INPUT MATERIAL
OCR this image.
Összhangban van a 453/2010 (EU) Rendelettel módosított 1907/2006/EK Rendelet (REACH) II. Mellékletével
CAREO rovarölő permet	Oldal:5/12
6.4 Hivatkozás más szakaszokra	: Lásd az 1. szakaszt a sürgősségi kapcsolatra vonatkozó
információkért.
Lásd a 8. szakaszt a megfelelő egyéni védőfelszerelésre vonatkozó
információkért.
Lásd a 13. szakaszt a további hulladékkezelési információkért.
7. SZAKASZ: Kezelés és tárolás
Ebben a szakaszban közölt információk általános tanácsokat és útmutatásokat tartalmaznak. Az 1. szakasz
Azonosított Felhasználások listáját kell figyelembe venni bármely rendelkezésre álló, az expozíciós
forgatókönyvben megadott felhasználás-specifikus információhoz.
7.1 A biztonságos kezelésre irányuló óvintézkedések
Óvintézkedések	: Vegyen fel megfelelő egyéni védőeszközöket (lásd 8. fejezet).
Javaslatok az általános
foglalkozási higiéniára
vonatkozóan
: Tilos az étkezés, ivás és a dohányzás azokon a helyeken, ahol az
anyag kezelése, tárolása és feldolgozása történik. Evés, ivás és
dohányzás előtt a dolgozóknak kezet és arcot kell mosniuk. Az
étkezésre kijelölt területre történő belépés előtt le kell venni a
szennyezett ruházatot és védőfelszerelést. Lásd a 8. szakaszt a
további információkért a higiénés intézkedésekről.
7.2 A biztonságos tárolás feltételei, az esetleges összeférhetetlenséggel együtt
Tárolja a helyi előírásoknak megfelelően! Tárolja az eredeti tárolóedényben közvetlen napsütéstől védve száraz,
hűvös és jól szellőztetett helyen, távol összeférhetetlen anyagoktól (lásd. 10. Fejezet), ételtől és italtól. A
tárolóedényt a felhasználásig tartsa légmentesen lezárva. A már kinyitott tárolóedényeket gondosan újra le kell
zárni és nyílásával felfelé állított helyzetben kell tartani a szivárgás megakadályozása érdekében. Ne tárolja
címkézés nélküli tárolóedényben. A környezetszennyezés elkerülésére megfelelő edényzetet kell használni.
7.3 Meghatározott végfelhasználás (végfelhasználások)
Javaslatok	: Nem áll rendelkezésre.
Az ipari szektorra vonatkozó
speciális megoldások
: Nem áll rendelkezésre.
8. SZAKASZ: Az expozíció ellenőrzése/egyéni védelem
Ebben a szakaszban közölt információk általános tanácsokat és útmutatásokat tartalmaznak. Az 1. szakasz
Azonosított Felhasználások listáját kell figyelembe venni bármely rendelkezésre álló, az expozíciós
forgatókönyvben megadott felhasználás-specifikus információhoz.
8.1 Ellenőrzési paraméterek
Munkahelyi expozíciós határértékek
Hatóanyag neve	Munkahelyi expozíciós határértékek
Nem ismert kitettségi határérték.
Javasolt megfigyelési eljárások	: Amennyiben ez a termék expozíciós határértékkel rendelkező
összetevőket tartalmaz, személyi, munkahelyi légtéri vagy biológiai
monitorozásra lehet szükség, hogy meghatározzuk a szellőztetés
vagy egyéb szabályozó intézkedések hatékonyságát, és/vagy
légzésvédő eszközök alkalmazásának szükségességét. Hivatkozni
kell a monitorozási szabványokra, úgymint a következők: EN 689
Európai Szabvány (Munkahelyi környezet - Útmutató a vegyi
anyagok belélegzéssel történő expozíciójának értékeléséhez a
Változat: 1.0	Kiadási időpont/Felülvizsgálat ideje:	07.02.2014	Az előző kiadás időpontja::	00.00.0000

EXERCISE
Retype all of the material above with every character intact.

RESPONSE BELOW
OCR this image.
Összhangban van a 453/2010 (EU) Rendelettel módosított 1907/2006/EK Rendelet (REACH) II. Mellékletével
CAREO rovarölő permet	Oldal:5/12
6.4 Hivatkozás más szakaszokra	: Lásd az 1. szakaszt a sürgősségi kapcsolatra vonatkozó
információkért.
Lásd a 8. szakaszt a megfelelő egyéni védőfelszerelésre vonatkozó
információkért.
Lásd a 13. szakaszt a további hulladékkezelési információkért.
7. SZAKASZ: Kezelés és tárolás
Ebben a szakaszban közölt információk általános tanácsokat és útmutatásokat tartalmaznak. Az 1. szakasz
Azonosított Felhasználások listáját kell figyelembe venni bármely rendelkezésre álló, az expozíciós
forgatókönyvben megadott felhasználás-specifikus információhoz.
7.1 A biztonságos kezelésre irányuló óvintézkedések
Óvintézkedések	: Vegyen fel megfelelő egyéni védőeszközöket (lásd 8. fejezet).
Javaslatok az általános
foglalkozási higiéniára
vonatkozóan
: Tilos az étkezés, ivás és a dohányzás azokon a helyeken, ahol az
anyag kezelése, tárolása és feldolgozása történik. Evés, ivás és
dohányzás előtt a dolgozóknak kezet és arcot kell mosniuk. Az
étkezésre kijelölt területre történő belépés előtt le kell venni a
szennyezett ruházatot és védőfelszerelést. Lásd a 8. szakaszt a
további információkért a higiénés intézkedésekről.
7.2 A biztonságos tárolás feltételei, az esetleges összeférhetetlenséggel együtt
Tárolja a helyi előírásoknak megfelelően! Tárolja az eredeti tárolóedényben közvetlen napsütéstől védve száraz,
hűvös és jól szellőztetett helyen, távol összeférhetetlen anyagoktól (lásd. 10. Fejezet), ételtől és italtól. A
tárolóedényt a felhasználásig tartsa légmentesen lezárva. A már kinyitott tárolóedényeket gondosan újra le kell
zárni és nyílásával felfelé állított helyzetben kell tartani a szivárgás megakadályozása érdekében. Ne tárolja
címkézés nélküli tárolóedényben. A környezetszennyezés elkerülésére megfelelő edényzetet kell használni.
7.3 Meghatározott végfelhasználás (végfelhasználások)
Javaslatok	: Nem áll rendelkezésre.
Az ipari szektorra vonatkozó
speciális megoldások
: Nem áll rendelkezésre.
8. SZAKASZ: Az expozíció ellenőrzése/egyéni védelem
Ebben a szakaszban közölt információk általános tanácsokat és útmutatásokat tartalmaznak. Az 1. szakasz
Azonosított Felhasználások listáját kell figyelembe venni bármely rendelkezésre álló, az expozíciós
forgatókönyvben megadott felhasználás-specifikus információhoz.
8.1 Ellenőrzési paraméterek
Munkahelyi expozíciós határértékek
Hatóanyag neve	Munkahelyi expozíciós határértékek
Nem ismert kitettségi határérték.
Javasolt megfigyelési eljárások	: Amennyiben ez a termék expozíciós határértékkel rendelkező
összetevőket tartalmaz, személyi, munkahelyi légtéri vagy biológiai
monitorozásra lehet szükség, hogy meghatározzuk a szellőztetés
vagy egyéb szabályozó intézkedések hatékonyságát, és/vagy
légzésvédő eszközök alkalmazásának szükségességét. Hivatkozni
kell a monitorozási szabványokra, úgymint a következők: EN 689
Európai Szabvány (Munkahelyi környezet - Útmutató a vegyi
anyagok belélegzéssel történő expozíciójának értékeléséhez a
Változat: 1.0	Kiadási időpont/Felülvizsgálat ideje:	07.02.2014	Az előző kiadás időpontja::	00.00.0000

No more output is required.